● **Exercise brief**
A line counts if it contains the word "Indonesia" at least once. State how many such lines the records contain, giving the number alone.
* BEGIN Materials provided *
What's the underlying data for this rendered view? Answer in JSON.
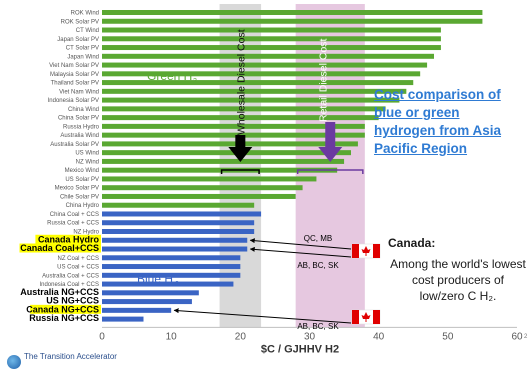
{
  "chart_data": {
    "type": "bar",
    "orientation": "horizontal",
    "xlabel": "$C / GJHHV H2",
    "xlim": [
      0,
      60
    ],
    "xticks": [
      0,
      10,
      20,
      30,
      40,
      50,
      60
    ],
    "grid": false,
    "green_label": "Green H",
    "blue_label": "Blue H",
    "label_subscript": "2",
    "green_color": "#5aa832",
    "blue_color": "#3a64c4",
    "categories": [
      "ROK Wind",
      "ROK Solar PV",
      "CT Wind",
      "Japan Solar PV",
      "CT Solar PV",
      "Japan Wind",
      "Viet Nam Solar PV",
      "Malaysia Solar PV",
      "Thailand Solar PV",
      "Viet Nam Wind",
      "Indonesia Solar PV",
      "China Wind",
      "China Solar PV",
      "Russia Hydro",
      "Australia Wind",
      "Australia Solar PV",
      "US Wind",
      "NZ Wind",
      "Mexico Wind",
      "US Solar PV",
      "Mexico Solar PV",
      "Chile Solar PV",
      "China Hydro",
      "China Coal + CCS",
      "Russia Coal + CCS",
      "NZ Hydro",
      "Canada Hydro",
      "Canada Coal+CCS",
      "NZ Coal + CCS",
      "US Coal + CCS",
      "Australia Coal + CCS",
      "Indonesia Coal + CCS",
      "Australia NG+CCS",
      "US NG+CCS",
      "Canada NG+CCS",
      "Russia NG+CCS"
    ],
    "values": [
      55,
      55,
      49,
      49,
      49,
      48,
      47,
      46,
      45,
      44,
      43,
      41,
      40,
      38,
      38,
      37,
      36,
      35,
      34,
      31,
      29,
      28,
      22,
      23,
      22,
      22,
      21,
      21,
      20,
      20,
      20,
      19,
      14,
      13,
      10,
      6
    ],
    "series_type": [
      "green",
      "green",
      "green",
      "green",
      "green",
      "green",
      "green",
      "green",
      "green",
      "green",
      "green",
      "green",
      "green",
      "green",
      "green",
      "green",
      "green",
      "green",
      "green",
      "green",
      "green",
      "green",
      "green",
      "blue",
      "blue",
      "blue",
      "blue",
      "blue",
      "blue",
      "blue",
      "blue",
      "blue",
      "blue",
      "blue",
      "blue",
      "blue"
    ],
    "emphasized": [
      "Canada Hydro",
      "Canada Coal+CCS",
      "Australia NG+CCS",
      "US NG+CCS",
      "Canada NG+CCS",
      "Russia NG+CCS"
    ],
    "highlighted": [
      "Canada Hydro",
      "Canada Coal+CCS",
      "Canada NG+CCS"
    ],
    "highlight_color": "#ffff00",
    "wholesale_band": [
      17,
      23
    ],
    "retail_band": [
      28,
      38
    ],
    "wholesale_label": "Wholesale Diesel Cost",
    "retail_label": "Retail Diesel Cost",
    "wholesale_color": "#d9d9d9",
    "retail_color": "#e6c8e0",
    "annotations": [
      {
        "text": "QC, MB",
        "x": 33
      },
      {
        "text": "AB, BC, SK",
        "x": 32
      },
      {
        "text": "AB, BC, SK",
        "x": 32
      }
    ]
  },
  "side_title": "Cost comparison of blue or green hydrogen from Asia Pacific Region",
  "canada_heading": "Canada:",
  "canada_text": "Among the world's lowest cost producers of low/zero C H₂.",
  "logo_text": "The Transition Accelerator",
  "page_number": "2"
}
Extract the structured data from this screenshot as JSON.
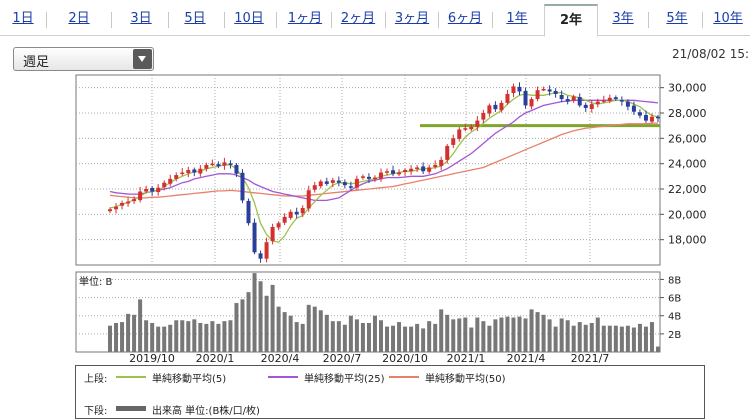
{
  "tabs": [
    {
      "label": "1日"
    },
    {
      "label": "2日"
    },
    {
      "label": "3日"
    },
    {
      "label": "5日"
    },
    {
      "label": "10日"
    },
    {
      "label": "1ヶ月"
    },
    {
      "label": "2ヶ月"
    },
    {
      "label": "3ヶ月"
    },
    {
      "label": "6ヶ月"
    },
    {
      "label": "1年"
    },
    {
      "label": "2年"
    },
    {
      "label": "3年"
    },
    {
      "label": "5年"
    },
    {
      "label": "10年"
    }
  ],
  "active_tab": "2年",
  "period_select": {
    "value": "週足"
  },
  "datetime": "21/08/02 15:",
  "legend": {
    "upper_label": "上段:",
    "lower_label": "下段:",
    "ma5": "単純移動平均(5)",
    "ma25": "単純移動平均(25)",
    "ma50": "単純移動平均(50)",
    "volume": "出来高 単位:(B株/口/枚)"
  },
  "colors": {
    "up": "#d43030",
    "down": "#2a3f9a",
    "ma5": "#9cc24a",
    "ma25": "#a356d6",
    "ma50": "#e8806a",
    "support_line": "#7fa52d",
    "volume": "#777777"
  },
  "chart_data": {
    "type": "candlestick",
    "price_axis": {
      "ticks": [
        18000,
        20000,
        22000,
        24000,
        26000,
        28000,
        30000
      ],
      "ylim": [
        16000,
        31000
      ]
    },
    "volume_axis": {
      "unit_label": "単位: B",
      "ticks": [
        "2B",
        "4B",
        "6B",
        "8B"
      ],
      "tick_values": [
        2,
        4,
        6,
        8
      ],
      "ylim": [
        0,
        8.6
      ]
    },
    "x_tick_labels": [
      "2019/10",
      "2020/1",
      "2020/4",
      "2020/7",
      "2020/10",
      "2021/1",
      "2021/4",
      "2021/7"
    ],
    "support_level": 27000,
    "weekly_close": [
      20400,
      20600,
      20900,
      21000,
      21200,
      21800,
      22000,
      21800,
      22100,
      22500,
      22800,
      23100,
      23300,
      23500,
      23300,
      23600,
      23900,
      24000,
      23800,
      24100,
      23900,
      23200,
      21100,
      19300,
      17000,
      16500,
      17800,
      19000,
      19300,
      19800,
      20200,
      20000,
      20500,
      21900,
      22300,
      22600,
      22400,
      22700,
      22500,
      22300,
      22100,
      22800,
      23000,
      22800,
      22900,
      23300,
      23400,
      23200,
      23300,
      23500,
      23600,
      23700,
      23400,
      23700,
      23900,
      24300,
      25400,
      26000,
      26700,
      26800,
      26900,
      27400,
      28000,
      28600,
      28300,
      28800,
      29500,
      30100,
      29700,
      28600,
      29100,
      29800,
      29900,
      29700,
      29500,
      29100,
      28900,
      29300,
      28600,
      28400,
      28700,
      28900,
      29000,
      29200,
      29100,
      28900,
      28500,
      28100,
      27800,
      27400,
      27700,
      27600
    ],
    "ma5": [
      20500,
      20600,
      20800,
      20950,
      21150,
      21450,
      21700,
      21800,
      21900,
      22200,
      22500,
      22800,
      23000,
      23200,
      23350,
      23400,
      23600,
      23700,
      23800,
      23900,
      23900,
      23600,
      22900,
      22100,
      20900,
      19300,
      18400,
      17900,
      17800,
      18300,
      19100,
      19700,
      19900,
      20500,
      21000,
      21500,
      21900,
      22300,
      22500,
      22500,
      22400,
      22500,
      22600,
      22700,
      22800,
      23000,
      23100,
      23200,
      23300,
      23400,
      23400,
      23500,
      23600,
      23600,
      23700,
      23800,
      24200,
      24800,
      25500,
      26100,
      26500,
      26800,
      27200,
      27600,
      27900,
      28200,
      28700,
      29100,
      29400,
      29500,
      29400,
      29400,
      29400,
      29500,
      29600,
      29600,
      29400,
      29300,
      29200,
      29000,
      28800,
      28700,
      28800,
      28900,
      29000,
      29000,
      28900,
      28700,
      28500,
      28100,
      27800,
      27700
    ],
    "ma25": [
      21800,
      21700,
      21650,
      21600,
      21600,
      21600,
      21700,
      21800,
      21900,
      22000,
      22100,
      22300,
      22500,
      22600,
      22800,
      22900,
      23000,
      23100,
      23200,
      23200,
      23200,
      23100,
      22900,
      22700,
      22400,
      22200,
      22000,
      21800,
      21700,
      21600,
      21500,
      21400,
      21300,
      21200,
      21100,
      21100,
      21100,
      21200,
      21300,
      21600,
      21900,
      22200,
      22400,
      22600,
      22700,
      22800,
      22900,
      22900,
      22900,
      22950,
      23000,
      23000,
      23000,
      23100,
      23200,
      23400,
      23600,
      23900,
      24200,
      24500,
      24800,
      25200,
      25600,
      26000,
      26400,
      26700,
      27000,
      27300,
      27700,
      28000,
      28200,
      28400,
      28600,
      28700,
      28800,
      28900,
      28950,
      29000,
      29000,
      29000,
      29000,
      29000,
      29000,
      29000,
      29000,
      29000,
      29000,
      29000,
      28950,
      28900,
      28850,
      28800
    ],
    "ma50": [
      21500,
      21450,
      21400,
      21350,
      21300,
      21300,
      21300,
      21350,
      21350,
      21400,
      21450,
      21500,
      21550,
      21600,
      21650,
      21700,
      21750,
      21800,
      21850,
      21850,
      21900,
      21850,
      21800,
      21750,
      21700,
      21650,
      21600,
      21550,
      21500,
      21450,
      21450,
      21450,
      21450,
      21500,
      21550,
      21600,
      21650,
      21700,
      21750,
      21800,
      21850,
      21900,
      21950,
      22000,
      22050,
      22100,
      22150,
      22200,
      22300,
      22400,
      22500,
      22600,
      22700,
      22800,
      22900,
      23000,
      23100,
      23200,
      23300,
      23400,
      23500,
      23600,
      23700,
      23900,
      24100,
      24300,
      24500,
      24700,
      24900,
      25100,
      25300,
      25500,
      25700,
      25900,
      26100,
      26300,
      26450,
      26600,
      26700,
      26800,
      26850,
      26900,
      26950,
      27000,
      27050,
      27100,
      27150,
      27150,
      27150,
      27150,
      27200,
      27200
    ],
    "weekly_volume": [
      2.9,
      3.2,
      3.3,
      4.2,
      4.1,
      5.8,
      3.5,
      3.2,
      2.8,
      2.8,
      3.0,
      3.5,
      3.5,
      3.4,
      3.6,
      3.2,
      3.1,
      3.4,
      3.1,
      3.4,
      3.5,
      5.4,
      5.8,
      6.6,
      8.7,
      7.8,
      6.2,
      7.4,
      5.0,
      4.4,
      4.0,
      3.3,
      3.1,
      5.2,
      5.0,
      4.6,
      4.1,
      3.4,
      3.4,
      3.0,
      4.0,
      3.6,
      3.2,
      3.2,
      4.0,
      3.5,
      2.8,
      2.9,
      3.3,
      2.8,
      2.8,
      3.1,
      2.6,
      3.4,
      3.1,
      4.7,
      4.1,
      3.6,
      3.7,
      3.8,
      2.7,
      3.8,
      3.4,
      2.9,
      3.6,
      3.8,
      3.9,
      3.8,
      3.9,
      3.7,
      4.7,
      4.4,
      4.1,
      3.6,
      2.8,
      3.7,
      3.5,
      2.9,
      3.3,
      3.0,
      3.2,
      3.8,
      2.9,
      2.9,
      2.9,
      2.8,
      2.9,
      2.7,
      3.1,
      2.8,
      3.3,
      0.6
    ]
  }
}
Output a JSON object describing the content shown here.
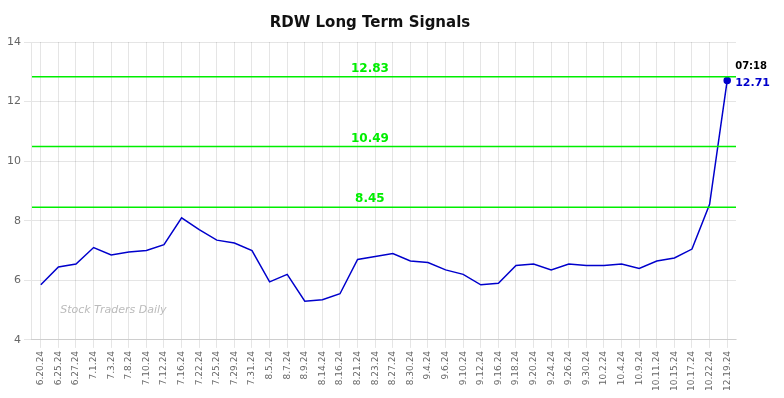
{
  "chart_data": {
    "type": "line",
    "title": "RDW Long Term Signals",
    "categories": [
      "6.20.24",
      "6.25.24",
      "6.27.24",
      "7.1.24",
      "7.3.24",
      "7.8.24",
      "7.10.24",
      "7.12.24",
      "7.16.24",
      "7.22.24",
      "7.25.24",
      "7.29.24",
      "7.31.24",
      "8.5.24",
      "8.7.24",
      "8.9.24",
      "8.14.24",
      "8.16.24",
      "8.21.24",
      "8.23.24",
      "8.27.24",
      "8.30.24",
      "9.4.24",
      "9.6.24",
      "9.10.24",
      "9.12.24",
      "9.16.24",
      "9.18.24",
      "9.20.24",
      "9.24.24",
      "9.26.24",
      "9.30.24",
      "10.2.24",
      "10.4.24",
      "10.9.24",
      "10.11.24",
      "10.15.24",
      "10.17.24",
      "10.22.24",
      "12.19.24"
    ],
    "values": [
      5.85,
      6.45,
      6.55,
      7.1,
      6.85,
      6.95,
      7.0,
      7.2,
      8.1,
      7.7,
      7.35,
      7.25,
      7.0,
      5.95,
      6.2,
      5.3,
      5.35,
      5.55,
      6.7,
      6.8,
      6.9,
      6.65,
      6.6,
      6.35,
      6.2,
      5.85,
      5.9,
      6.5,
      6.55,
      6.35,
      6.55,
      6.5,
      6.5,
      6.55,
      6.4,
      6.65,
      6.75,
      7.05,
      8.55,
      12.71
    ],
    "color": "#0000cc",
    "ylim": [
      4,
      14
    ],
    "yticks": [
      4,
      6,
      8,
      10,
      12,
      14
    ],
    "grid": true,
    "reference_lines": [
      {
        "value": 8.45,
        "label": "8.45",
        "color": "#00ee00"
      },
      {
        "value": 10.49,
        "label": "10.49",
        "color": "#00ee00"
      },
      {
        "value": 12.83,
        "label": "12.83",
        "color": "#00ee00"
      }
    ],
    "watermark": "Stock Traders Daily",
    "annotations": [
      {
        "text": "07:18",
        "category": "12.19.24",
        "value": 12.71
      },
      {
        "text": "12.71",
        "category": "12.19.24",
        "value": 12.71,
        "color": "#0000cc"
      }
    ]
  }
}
* END Materials provided *
● **Result of this exercise**
2